▶ Task objective:
Check each line of the records below and collect those holding "datos".

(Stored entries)
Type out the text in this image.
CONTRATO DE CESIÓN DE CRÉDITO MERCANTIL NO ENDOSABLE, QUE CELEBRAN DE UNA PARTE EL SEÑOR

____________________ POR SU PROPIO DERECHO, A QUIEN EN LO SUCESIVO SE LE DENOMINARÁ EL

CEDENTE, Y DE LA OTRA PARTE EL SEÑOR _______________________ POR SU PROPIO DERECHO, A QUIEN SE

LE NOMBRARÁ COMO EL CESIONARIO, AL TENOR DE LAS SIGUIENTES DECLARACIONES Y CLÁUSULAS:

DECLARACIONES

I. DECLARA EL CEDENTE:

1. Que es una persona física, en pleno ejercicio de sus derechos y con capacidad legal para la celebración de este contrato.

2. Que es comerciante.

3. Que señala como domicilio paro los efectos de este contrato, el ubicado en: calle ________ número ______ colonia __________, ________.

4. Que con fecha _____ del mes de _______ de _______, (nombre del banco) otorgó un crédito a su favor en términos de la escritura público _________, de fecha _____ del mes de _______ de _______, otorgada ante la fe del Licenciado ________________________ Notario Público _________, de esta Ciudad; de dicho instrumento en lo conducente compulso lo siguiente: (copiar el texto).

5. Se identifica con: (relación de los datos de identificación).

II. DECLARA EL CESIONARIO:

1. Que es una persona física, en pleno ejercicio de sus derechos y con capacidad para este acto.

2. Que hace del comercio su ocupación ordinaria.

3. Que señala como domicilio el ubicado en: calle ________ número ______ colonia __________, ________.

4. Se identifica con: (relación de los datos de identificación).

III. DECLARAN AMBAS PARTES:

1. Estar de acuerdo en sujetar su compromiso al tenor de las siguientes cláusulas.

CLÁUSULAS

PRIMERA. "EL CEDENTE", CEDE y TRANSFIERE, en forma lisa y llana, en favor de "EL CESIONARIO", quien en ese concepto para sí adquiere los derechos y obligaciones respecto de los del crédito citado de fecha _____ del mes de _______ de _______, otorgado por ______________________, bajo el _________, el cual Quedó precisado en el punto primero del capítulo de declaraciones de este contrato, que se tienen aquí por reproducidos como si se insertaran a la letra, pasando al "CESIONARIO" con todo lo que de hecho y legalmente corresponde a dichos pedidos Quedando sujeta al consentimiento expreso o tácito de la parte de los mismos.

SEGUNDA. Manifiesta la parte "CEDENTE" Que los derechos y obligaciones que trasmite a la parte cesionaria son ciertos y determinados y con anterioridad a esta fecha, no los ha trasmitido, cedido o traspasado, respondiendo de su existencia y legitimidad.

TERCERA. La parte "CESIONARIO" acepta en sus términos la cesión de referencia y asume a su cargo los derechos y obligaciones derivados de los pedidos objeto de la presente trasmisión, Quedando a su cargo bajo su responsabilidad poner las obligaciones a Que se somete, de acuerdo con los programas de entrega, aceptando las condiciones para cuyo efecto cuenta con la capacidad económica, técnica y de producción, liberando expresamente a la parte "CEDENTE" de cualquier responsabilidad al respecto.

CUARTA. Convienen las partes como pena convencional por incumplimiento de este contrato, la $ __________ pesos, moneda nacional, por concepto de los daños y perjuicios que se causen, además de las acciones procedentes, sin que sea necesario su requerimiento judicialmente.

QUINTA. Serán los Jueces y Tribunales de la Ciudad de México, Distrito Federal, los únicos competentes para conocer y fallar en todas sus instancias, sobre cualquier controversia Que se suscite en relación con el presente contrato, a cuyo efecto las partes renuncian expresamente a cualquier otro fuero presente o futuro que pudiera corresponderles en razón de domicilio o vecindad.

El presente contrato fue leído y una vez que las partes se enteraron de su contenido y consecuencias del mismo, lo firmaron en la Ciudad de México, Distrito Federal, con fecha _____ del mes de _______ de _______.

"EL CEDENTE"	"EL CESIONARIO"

▶ Solution for this problem:
5. Se identifica con: (relación de los datos de identificación).
4. Se identifica con: (relación de los datos de identificación).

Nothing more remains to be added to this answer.